[Task inputs]

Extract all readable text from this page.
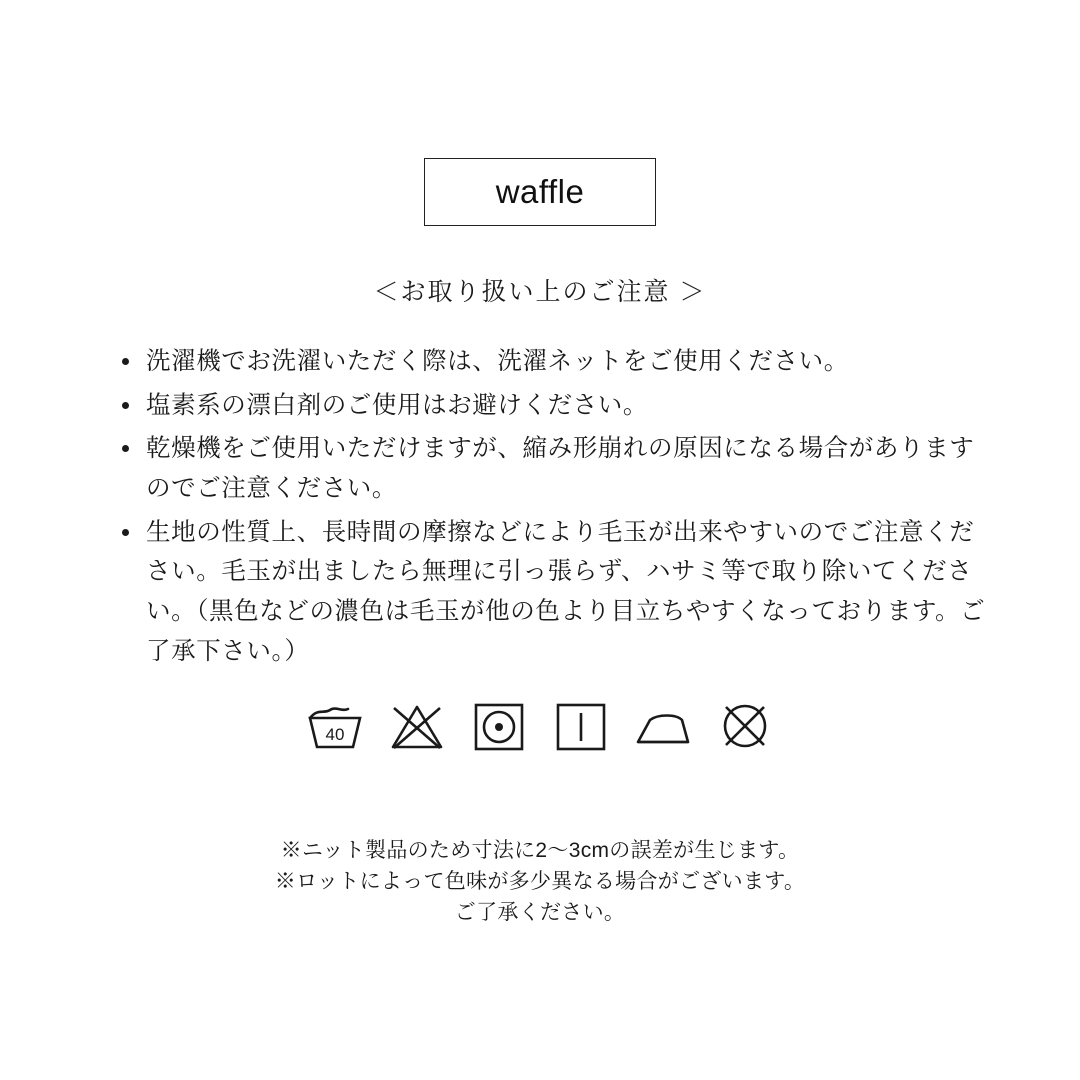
waffle
＜お取り扱い上のご注意 ＞
洗濯機でお洗濯いただく際は、洗濯ネットをご使用ください。
塩素系の漂白剤のご使用はお避けください。
乾燥機をご使用いただけますが、縮み形崩れの原因になる場合がありますのでご注意ください。
生地の性質上、長時間の摩擦などにより毛玉が出来やすいのでご注意ください。毛玉が出ましたら無理に引っ張らず、ハサミ等で取り除いてください。（黒色などの濃色は毛玉が他の色より目立ちやすくなっております。ご了承下さい。）
40
※ニット製品のため寸法に2〜3cmの誤差が生じます。
※ロットによって色味が多少異なる場合がございます。
ご了承ください。
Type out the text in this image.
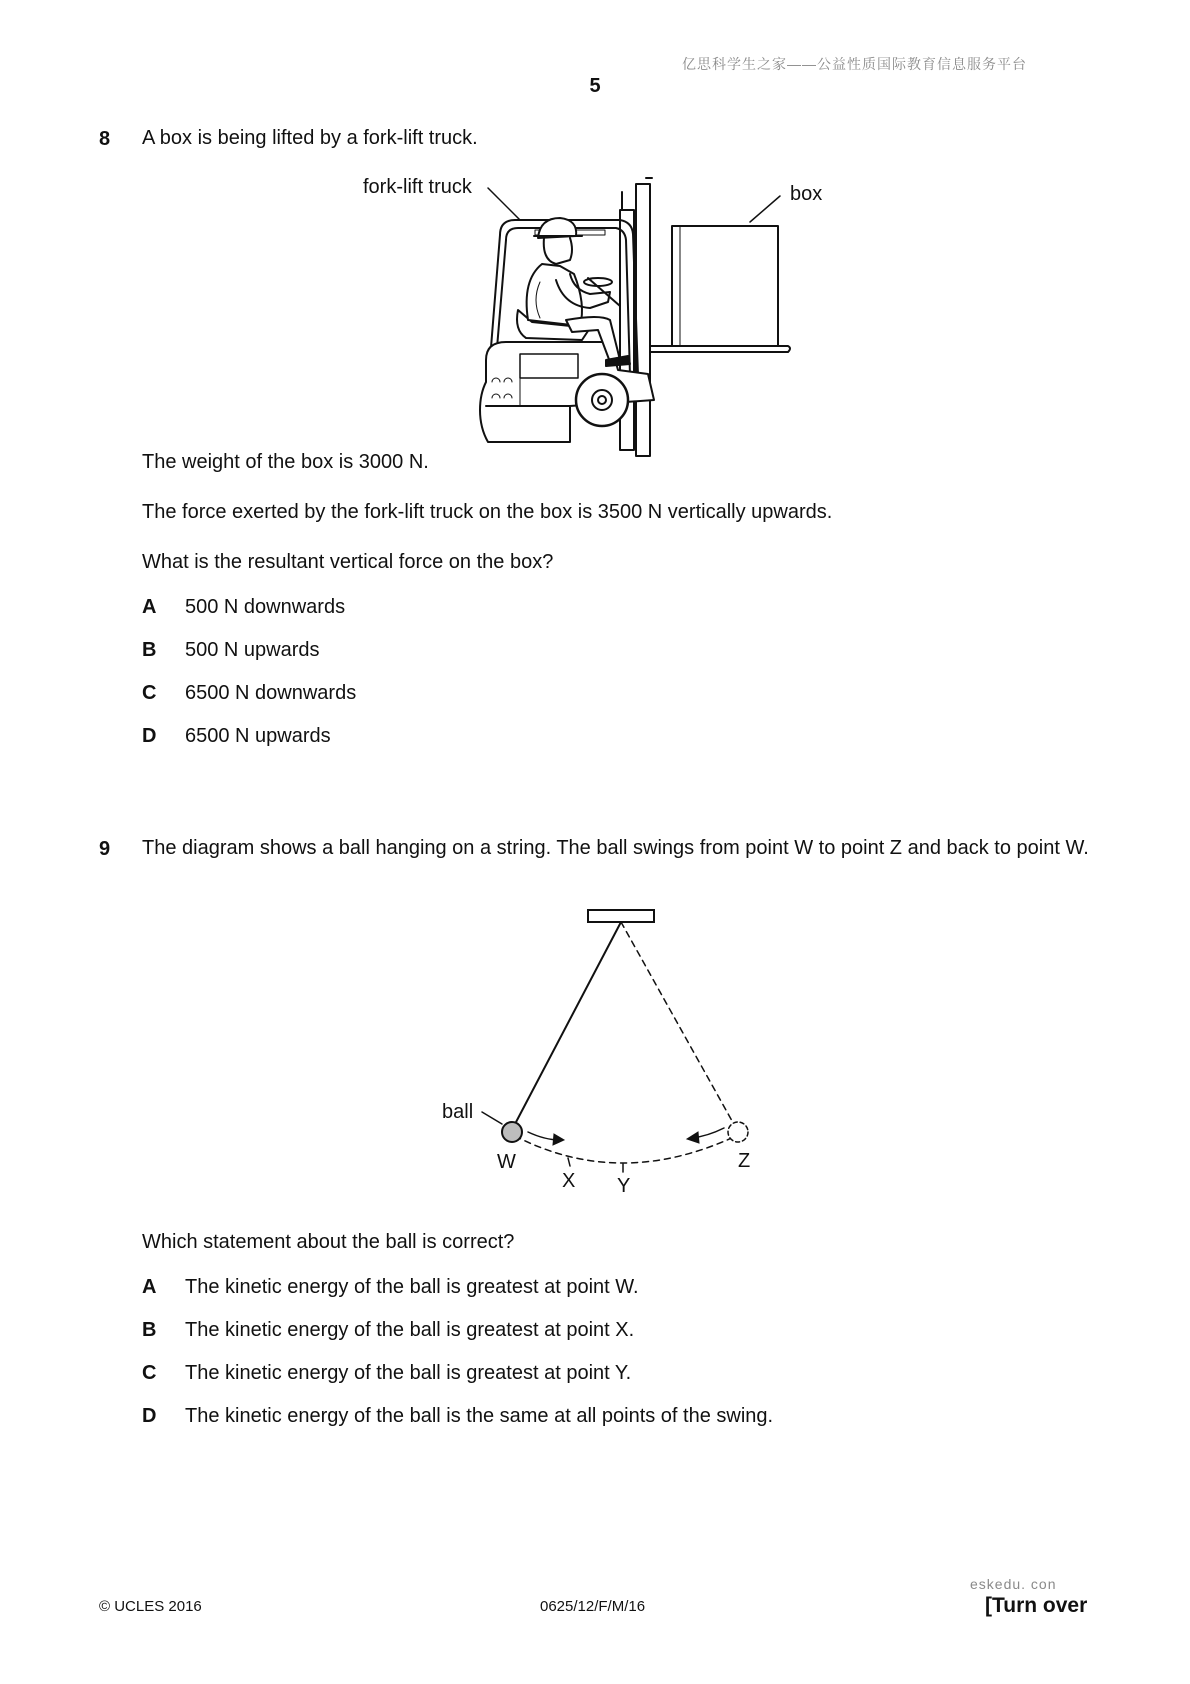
亿思科学生之家——公益性质国际教育信息服务平台
5
8 A box is being lifted by a fork-lift truck.
fork-lift truck	box
The weight of the box is 3000 N.
The force exerted by the fork-lift truck on the box is 3500 N vertically upwards.
What is the resultant vertical force on the box?
A 500 N downwards
B 500 N upwards
C 6500 N downwards
D 6500 N upwards
9 The diagram shows a ball hanging on a string. The ball swings from point W to point Z and back to point W.
ball
W
X Y
Z
Which statement about the ball is correct?
A The kinetic energy of the ball is greatest at point W.
B The kinetic energy of the ball is greatest at point X.
C The kinetic energy of the ball is greatest at point Y.
D The kinetic energy of the ball is the same at all points of the swing.
eskedu. con
© UCLES 2016	0625/12/F/M/16	[Turn over
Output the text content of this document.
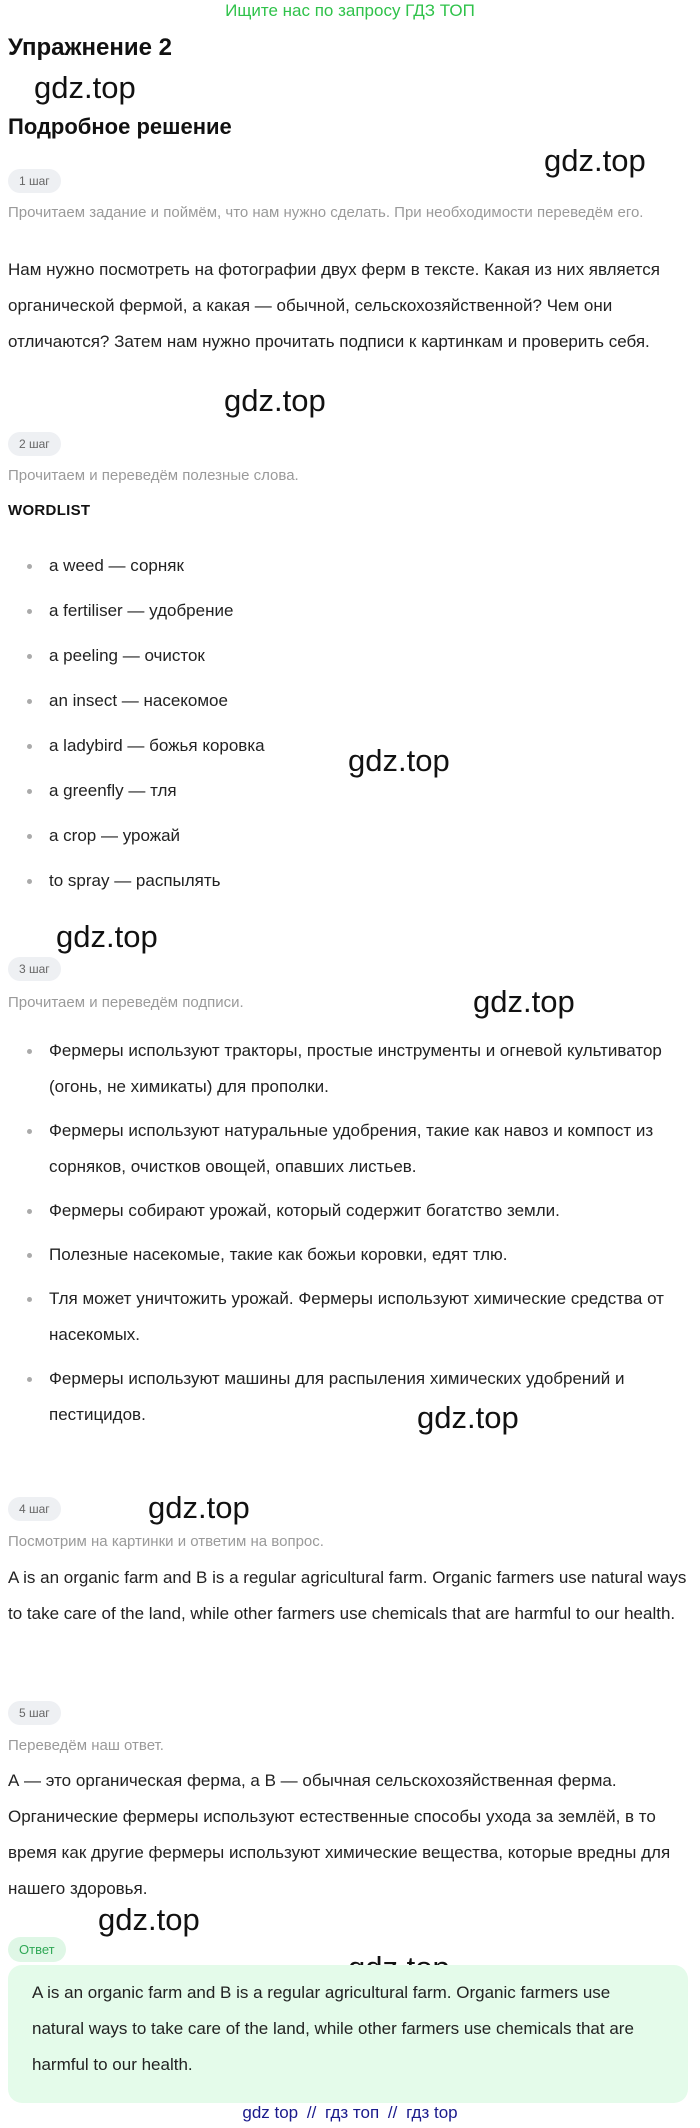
Ищите нас по запросу ГДЗ ТОП
Упражнение 2
gdz.top
Подробное решение
gdz.top
1 шаг
Прочитаем задание и поймём, что нам нужно сделать. При необходимости переведём его.
Нам нужно посмотреть на фотографии двух ферм в тексте. Какая из них является органической фермой, а какая — обычной, сельскохозяйственной? Чем они отличаются? Затем нам нужно прочитать подписи к картинкам и проверить себя.
gdz.top
2 шаг
Прочитаем и переведём полезные слова.
WORDLIST
a weed — сорняк
a fertiliser — удобрение
a peeling — очисток
an insect — насекомое
a ladybird — божья коровка
a greenfly — тля
a crop — урожай
to spray — распылять
gdz.top
gdz.top
3 шаг
gdz.top
Прочитаем и переведём подписи.
Фермеры используют тракторы, простые инструменты и огневой культиватор (огонь, не химикаты) для прополки.
Фермеры используют натуральные удобрения, такие как навоз и компост из сорняков, очистков овощей, опавших листьев.
Фермеры собирают урожай, который содержит богатство земли.
Полезные насекомые, такие как божьи коровки, едят тлю.
Тля может уничтожить урожай. Фермеры используют химические средства от насекомых.
Фермеры используют машины для распыления химических удобрений и пестицидов.	gdz.top
4 шаг	gdz.top
Посмотрим на картинки и ответим на вопрос.
A is an organic farm and B is a regular agricultural farm. Organic farmers use natural ways to take care of the land, while other farmers use chemicals that are harmful to our health.
5 шаг
Переведём наш ответ.
А — это органическая ферма, а В — обычная сельскохозяйственная ферма. Органические фермеры используют естественные способы ухода за землёй, в то время как другие фермеры используют химические вещества, которые вредны для нашего здоровья.
gdz.top
Ответ
A is an organic farm and B is a regular agricultural farm. Organic farmers use natural ways to take care of the land, while other farmers use chemicals that are harmful to our health.
gdz top // гдз топ // гдз top
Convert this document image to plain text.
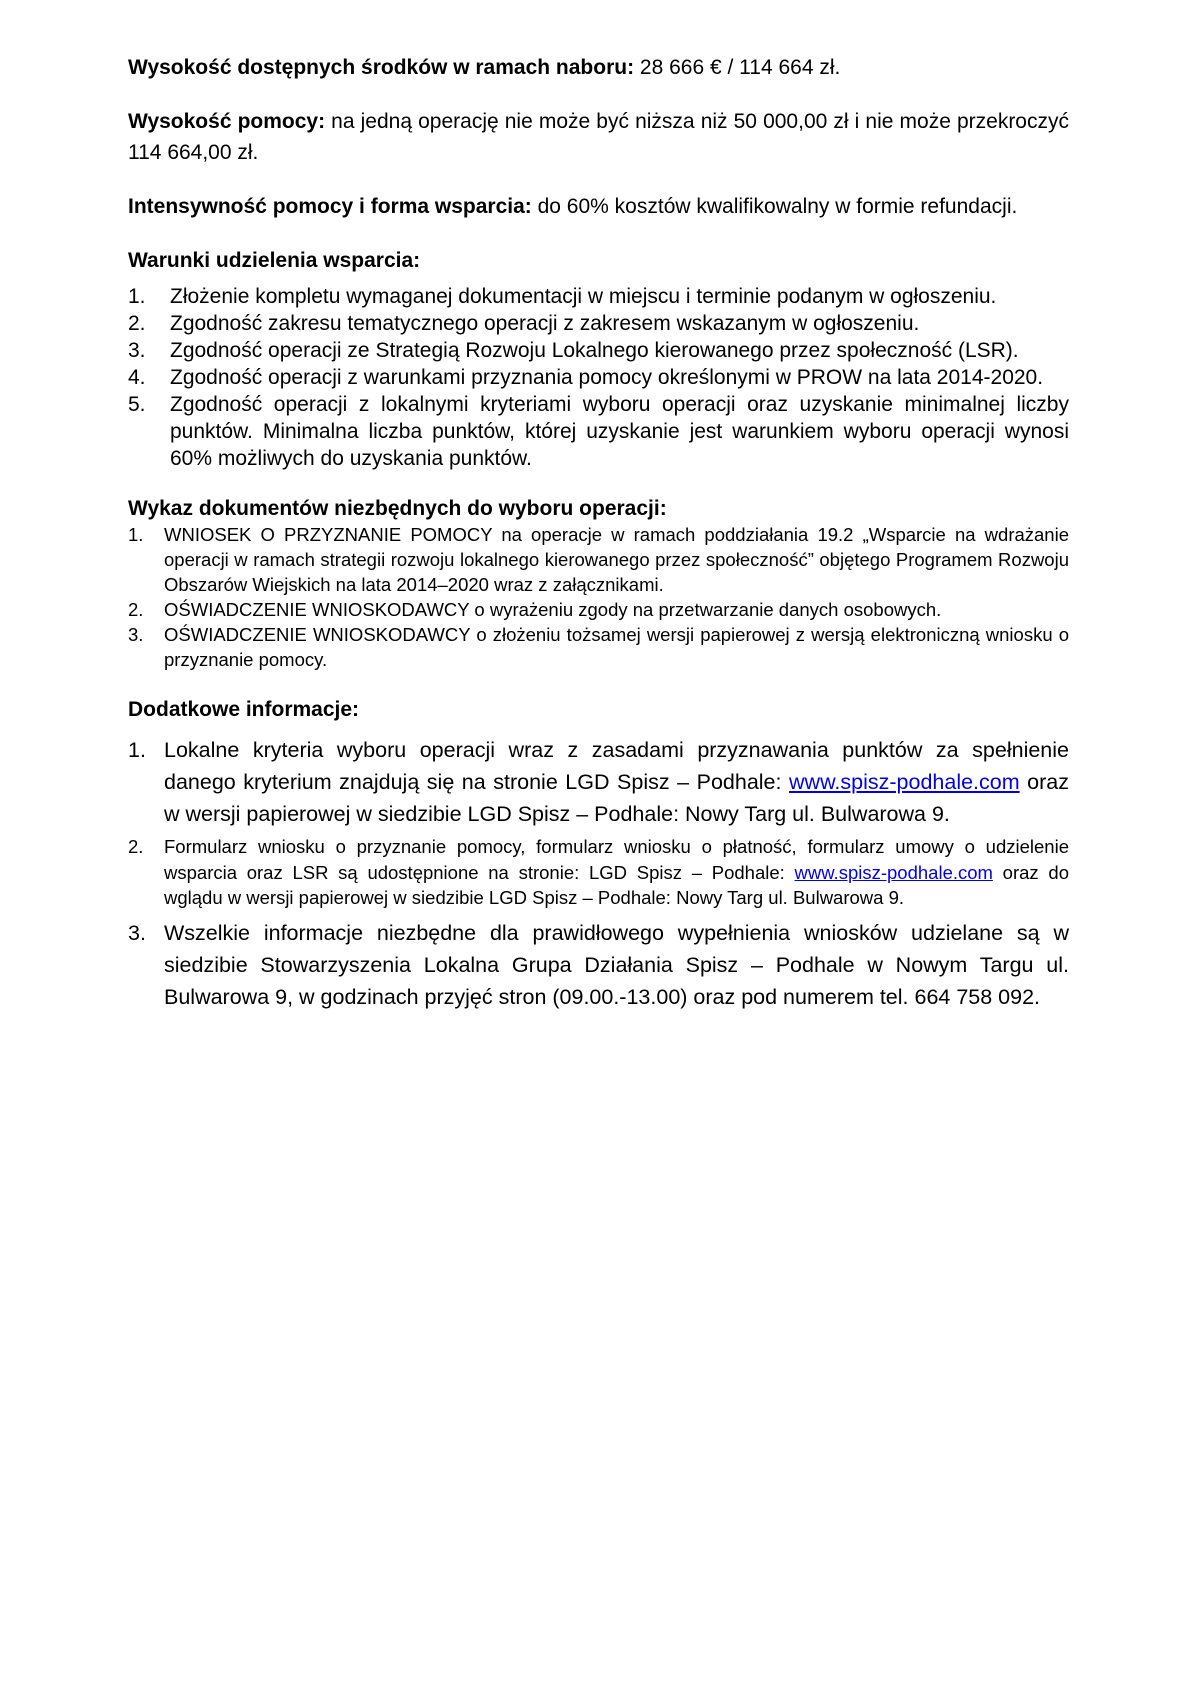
Wysokość dostępnych środków w ramach naboru: 28 666 € / 114 664 zł.

Wysokość pomocy: na jedną operację nie może być niższa niż 50 000,00 zł i nie może przekroczyć 114 664,00 zł.

Intensywność pomocy i forma wsparcia: do 60% kosztów kwalifikowalny w formie refundacji.

Warunki udzielenia wsparcia:

1.	Złożenie kompletu wymaganej dokumentacji w miejscu i terminie podanym w ogłoszeniu.
2.	Zgodność zakresu tematycznego operacji z zakresem wskazanym w ogłoszeniu.
3.	Zgodność operacji ze Strategią Rozwoju Lokalnego kierowanego przez społeczność (LSR).
4.	Zgodność operacji z warunkami przyznania pomocy określonymi w PROW na lata 2014-2020.
5.	Zgodność operacji z lokalnymi kryteriami wyboru operacji oraz uzyskanie minimalnej liczby punktów. Minimalna liczba punktów, której uzyskanie jest warunkiem wyboru operacji wynosi 60% możliwych do uzyskania punktów.

Wykaz dokumentów niezbędnych do wyboru operacji:

1.	WNIOSEK O PRZYZNANIE POMOCY na operacje w ramach poddziałania 19.2 „Wsparcie na wdrażanie operacji w ramach strategii rozwoju lokalnego kierowanego przez społeczność” objętego Programem Rozwoju Obszarów Wiejskich na lata 2014–2020 wraz z załącznikami.
2.	OŚWIADCZENIE WNIOSKODAWCY o wyrażeniu zgody na przetwarzanie danych osobowych.
3.	OŚWIADCZENIE WNIOSKODAWCY o złożeniu tożsamej wersji papierowej z wersją elektroniczną wniosku o przyznanie pomocy.

Dodatkowe informacje:

1. Lokalne kryteria wyboru operacji wraz z zasadami przyznawania punktów za spełnienie danego kryterium znajdują się na stronie LGD Spisz – Podhale: www.spisz-podhale.com oraz w wersji papierowej w siedzibie LGD Spisz – Podhale: Nowy Targ ul. Bulwarowa 9.
2.	Formularz wniosku o przyznanie pomocy, formularz wniosku o płatność, formularz umowy o udzielenie wsparcia oraz LSR są udostępnione na stronie: LGD Spisz – Podhale: www.spisz-podhale.com oraz do wglądu w wersji papierowej w siedzibie LGD Spisz – Podhale: Nowy Targ ul. Bulwarowa 9.
3. Wszelkie informacje niezbędne dla prawidłowego wypełnienia wniosków udzielane są w siedzibie Stowarzyszenia Lokalna Grupa Działania Spisz – Podhale w Nowym Targu ul. Bulwarowa 9, w godzinach przyjęć stron (09.00.-13.00) oraz pod numerem tel. 664 758 092.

[What to produce] Quote the preceding listing precisely and completely, omitting its images.

[Task answer]
Extract all readable text from this page.
waffle
＜お取り扱い上のご注意 ＞
洗濯機でお洗濯いただく際は、洗濯ネットをご使用ください。
塩素系の漂白剤のご使用はお避けください。
乾燥機をご使用いただけますが、縮み形崩れの原因になる場合がありますのでご注意ください。
生地の性質上、長時間の摩擦などにより毛玉が出来やすいのでご注意ください。毛玉が出ましたら無理に引っ張らず、ハサミ等で取り除いてください。（黒色などの濃色は毛玉が他の色より目立ちやすくなっております。ご了承下さい。）
40
※ニット製品のため寸法に2〜3cmの誤差が生じます。
※ロットによって色味が多少異なる場合がございます。
ご了承ください。
Type out the text in this image.
亿思科学生之家——公益性质国际教育信息服务平台
5
8 A box is being lifted by a fork-lift truck.
fork-lift truck	box
The weight of the box is 3000 N.
The force exerted by the fork-lift truck on the box is 3500 N vertically upwards.
What is the resultant vertical force on the box?
A 500 N downwards
B 500 N upwards
C 6500 N downwards
D 6500 N upwards
9 The diagram shows a ball hanging on a string. The ball swings from point W to point Z and back to point W.
ball
W
X Y
Z
Which statement about the ball is correct?
A The kinetic energy of the ball is greatest at point W.
B The kinetic energy of the ball is greatest at point X.
C The kinetic energy of the ball is greatest at point Y.
D The kinetic energy of the ball is the same at all points of the swing.
eskedu. con
© UCLES 2016	0625/12/F/M/16	[Turn over
Output the text content of this document.
Ищите нас по запросу ГДЗ ТОП
Упражнение 2
gdz.top
Подробное решение
gdz.top
1 шаг
Прочитаем задание и поймём, что нам нужно сделать. При необходимости переведём его.
Нам нужно посмотреть на фотографии двух ферм в тексте. Какая из них является органической фермой, а какая — обычной, сельскохозяйственной? Чем они отличаются? Затем нам нужно прочитать подписи к картинкам и проверить себя.
gdz.top
2 шаг
Прочитаем и переведём полезные слова.
WORDLIST
a weed — сорняк
a fertiliser — удобрение
a peeling — очисток
an insect — насекомое
a ladybird — божья коровка
a greenfly — тля
a crop — урожай
to spray — распылять
gdz.top
gdz.top
3 шаг
gdz.top
Прочитаем и переведём подписи.
Фермеры используют тракторы, простые инструменты и огневой культиватор (огонь, не химикаты) для прополки.
Фермеры используют натуральные удобрения, такие как навоз и компост из сорняков, очистков овощей, опавших листьев.
Фермеры собирают урожай, который содержит богатство земли.
Полезные насекомые, такие как божьи коровки, едят тлю.
Тля может уничтожить урожай. Фермеры используют химические средства от насекомых.
Фермеры используют машины для распыления химических удобрений и пестицидов.	gdz.top
4 шаг	gdz.top
Посмотрим на картинки и ответим на вопрос.
A is an organic farm and B is a regular agricultural farm. Organic farmers use natural ways to take care of the land, while other farmers use chemicals that are harmful to our health.
5 шаг
Переведём наш ответ.
А — это органическая ферма, а В — обычная сельскохозяйственная ферма. Органические фермеры используют естественные способы ухода за землёй, в то время как другие фермеры используют химические вещества, которые вредны для нашего здоровья.
gdz.top
Ответ
A is an organic farm and B is a regular agricultural farm. Organic farmers use natural ways to take care of the land, while other farmers use chemicals that are harmful to our health.
gdz top // гдз топ // гдз top
Convert this document image to plain text.
Wysokość dostępnych środków w ramach naboru: 28 666 € / 114 664 zł.

Wysokość pomocy: na jedną operację nie może być niższa niż 50 000,00 zł i nie może przekroczyć 114 664,00 zł.

Intensywność pomocy i forma wsparcia: do 60% kosztów kwalifikowalny w formie refundacji.

Warunki udzielenia wsparcia:

1.	Złożenie kompletu wymaganej dokumentacji w miejscu i terminie podanym w ogłoszeniu.
2.	Zgodność zakresu tematycznego operacji z zakresem wskazanym w ogłoszeniu.
3.	Zgodność operacji ze Strategią Rozwoju Lokalnego kierowanego przez społeczność (LSR).
4.	Zgodność operacji z warunkami przyznania pomocy określonymi w PROW na lata 2014-2020.
5.	Zgodność operacji z lokalnymi kryteriami wyboru operacji oraz uzyskanie minimalnej liczby punktów. Minimalna liczba punktów, której uzyskanie jest warunkiem wyboru operacji wynosi 60% możliwych do uzyskania punktów.

Wykaz dokumentów niezbędnych do wyboru operacji:

1.	WNIOSEK O PRZYZNANIE POMOCY na operacje w ramach poddziałania 19.2 „Wsparcie na wdrażanie operacji w ramach strategii rozwoju lokalnego kierowanego przez społeczność” objętego Programem Rozwoju Obszarów Wiejskich na lata 2014–2020 wraz z załącznikami.
2.	OŚWIADCZENIE WNIOSKODAWCY o wyrażeniu zgody na przetwarzanie danych osobowych.
3.	OŚWIADCZENIE WNIOSKODAWCY o złożeniu tożsamej wersji papierowej z wersją elektroniczną wniosku o przyznanie pomocy.

Dodatkowe informacje:

1. Lokalne kryteria wyboru operacji wraz z zasadami przyznawania punktów za spełnienie danego kryterium znajdują się na stronie LGD Spisz – Podhale: www.spisz-podhale.com oraz w wersji papierowej w siedzibie LGD Spisz – Podhale: Nowy Targ ul. Bulwarowa 9.
2.	Formularz wniosku o przyznanie pomocy, formularz wniosku o płatność, formularz umowy o udzielenie wsparcia oraz LSR są udostępnione na stronie: LGD Spisz – Podhale: www.spisz-podhale.com oraz do wglądu w wersji papierowej w siedzibie LGD Spisz – Podhale: Nowy Targ ul. Bulwarowa 9.
3. Wszelkie informacje niezbędne dla prawidłowego wypełnienia wniosków udzielane są w siedzibie Stowarzyszenia Lokalna Grupa Działania Spisz – Podhale w Nowym Targu ul. Bulwarowa 9, w godzinach przyjęć stron (09.00.-13.00) oraz pod numerem tel. 664 758 092.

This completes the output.